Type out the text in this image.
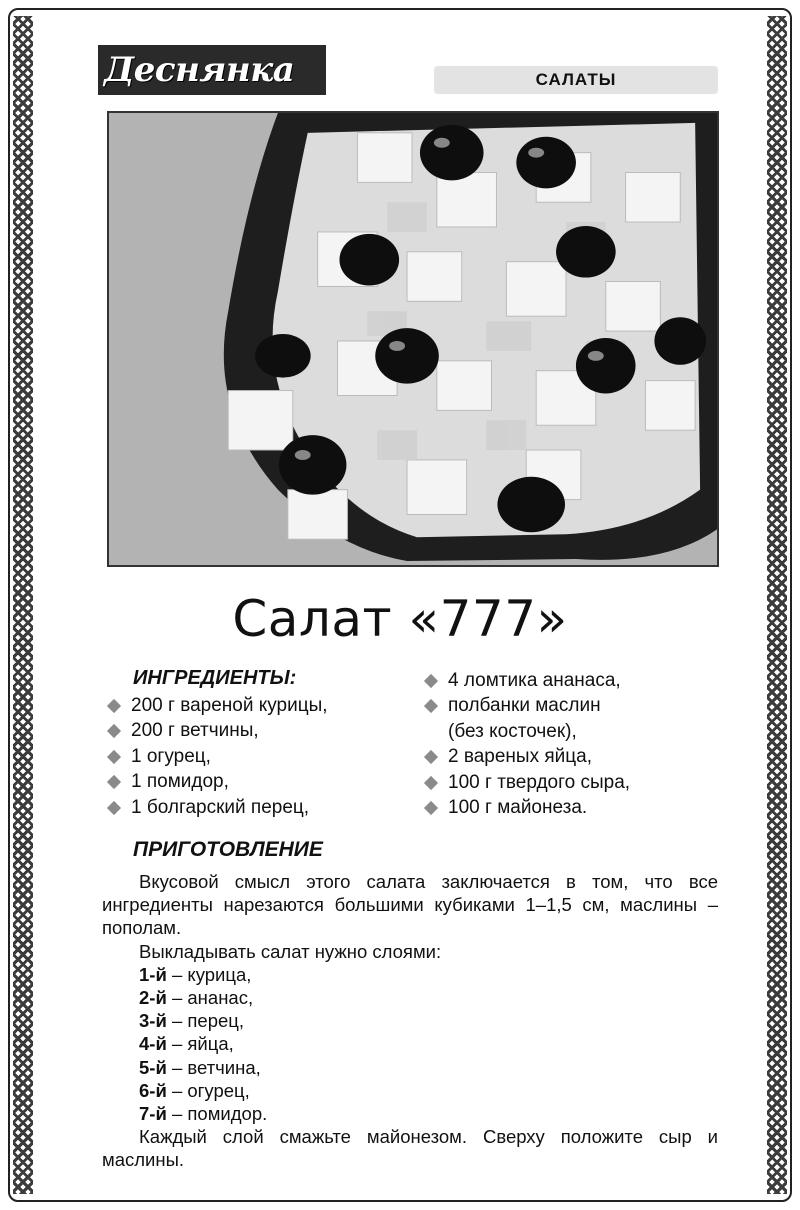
Деснянка	САЛАТЫ
Салат «777»
ИНГРЕДИЕНТЫ:
200 г вареной курицы,
200 г ветчины,
1 огурец,
1 помидор,
1 болгарский перец,
4 ломтика ананаса,
полбанки маслин
(без косточек),
2 вареных яйца,
100 г твердого сыра,
100 г майонеза.
ПРИГОТОВЛЕНИЕ

Вкусовой смысл этого салата заключается в том, что все ингредиенты нарезаются большими кубиками 1–1,5 см, маслины – пополам.

Выкладывать салат нужно слоями:

1-й – курица,
2-й – ананас,
3-й – перец,
4-й – яйца,
5-й – ветчина,
6-й – огурец,
7-й – помидор.

Каждый слой смажьте майонезом. Сверху положите сыр и маслины.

#### [Given problem]
Repeat the data above exactly, but not the pictures.

#### [Exercise output]
Type out the text in this image.
Деснянка	САЛАТЫ
Салат «777»
ИНГРЕДИЕНТЫ:
200 г вареной курицы,
200 г ветчины,
1 огурец,
1 помидор,
1 болгарский перец,
4 ломтика ананаса,
полбанки маслин
(без косточек),
2 вареных яйца,
100 г твердого сыра,
100 г майонеза.
ПРИГОТОВЛЕНИЕ

Вкусовой смысл этого салата заключается в том, что все ингредиенты нарезаются большими кубиками 1–1,5 см, маслины – пополам.

Выкладывать салат нужно слоями:

1-й – курица,
2-й – ананас,
3-й – перец,
4-й – яйца,
5-й – ветчина,
6-й – огурец,
7-й – помидор.

Каждый слой смажьте майонезом. Сверху положите сыр и маслины.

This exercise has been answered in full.